Dataset entries

********

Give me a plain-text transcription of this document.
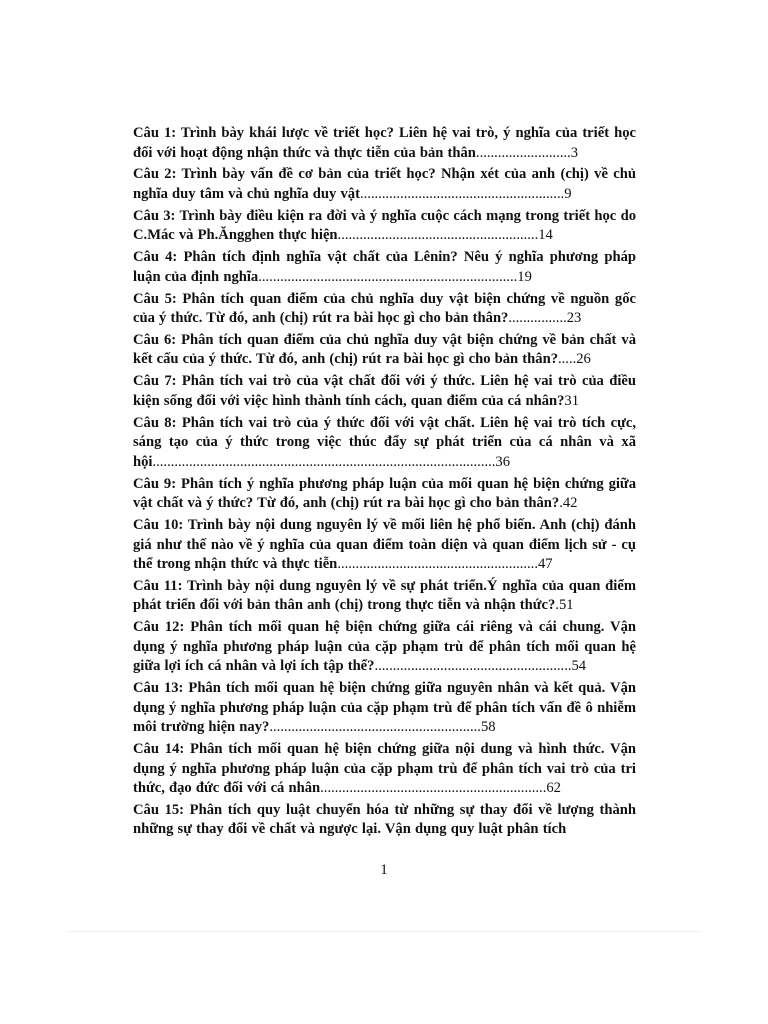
Câu 1: Trình bày khái lược về triết học? Liên hệ vai trò, ý nghĩa của triết học đối với hoạt động nhận thức và thực tiễn của bản thân..........................3
Câu 2: Trình bày vấn đề cơ bản của triết học? Nhận xét của anh (chị) về chủ nghĩa duy tâm và chủ nghĩa duy vật........................................................9
Câu 3: Trình bày điều kiện ra đời và ý nghĩa cuộc cách mạng trong triết học do C.Mác và Ph.Ăngghen thực hiện.......................................................14
Câu 4: Phân tích định nghĩa vật chất của Lênin? Nêu ý nghĩa phương pháp luận của định nghĩa.......................................................................19
Câu 5: Phân tích quan điểm của chủ nghĩa duy vật biện chứng về nguồn gốc của ý thức. Từ đó, anh (chị) rút ra bài học gì cho bản thân?................23
Câu 6: Phân tích quan điểm của chủ nghĩa duy vật biện chứng về bản chất và kết cấu của ý thức. Từ đó, anh (chị) rút ra bài học gì cho bản thân?.....26
Câu 7: Phân tích vai trò của vật chất đối với ý thức. Liên hệ vai trò của điều kiện sống đối với việc hình thành tính cách, quan điểm của cá nhân?31
Câu 8: Phân tích vai trò của ý thức đối với vật chất. Liên hệ vai trò tích cực, sáng tạo của ý thức trong việc thúc đẩy sự phát triển của cá nhân và xã hội..............................................................................................36
Câu 9: Phân tích ý nghĩa phương pháp luận của mối quan hệ biện chứng giữa vật chất và ý thức? Từ đó, anh (chị) rút ra bài học gì cho bản thân?.42
Câu 10: Trình bày nội dung nguyên lý về mối liên hệ phổ biến. Anh (chị) đánh giá như thế nào về ý nghĩa của quan điểm toàn diện và quan điểm lịch sử - cụ thể trong nhận thức và thực tiễn.......................................................47
Câu 11: Trình bày nội dung nguyên lý về sự phát triển.Ý nghĩa của quan điểm phát triển đối với bản thân anh (chị) trong thực tiễn và nhận thức?.51
Câu 12: Phân tích mối quan hệ biện chứng giữa cái riêng và cái chung. Vận dụng ý nghĩa phương pháp luận của cặp phạm trù để phân tích mối quan hệ giữa lợi ích cá nhân và lợi ích tập thể?......................................................54
Câu 13: Phân tích mối quan hệ biện chứng giữa nguyên nhân và kết quả. Vận dụng ý nghĩa phương pháp luận của cặp phạm trù để phân tích vấn đề ô nhiễm môi trường hiện nay?..........................................................58
Câu 14: Phân tích mối quan hệ biện chứng giữa nội dung và hình thức. Vận dụng ý nghĩa phương pháp luận của cặp phạm trù để phân tích vai trò của tri thức, đạo đức đối với cá nhân..............................................................62
Câu 15: Phân tích quy luật chuyển hóa từ những sự thay đổi về lượng thành những sự thay đổi về chất và ngược lại. Vận dụng quy luật phân tích
1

********

• **Stated task**
The lines above form a set of records; determine how many of them contain the string "thành" and give that number alone.

• **Response for this exercise**
2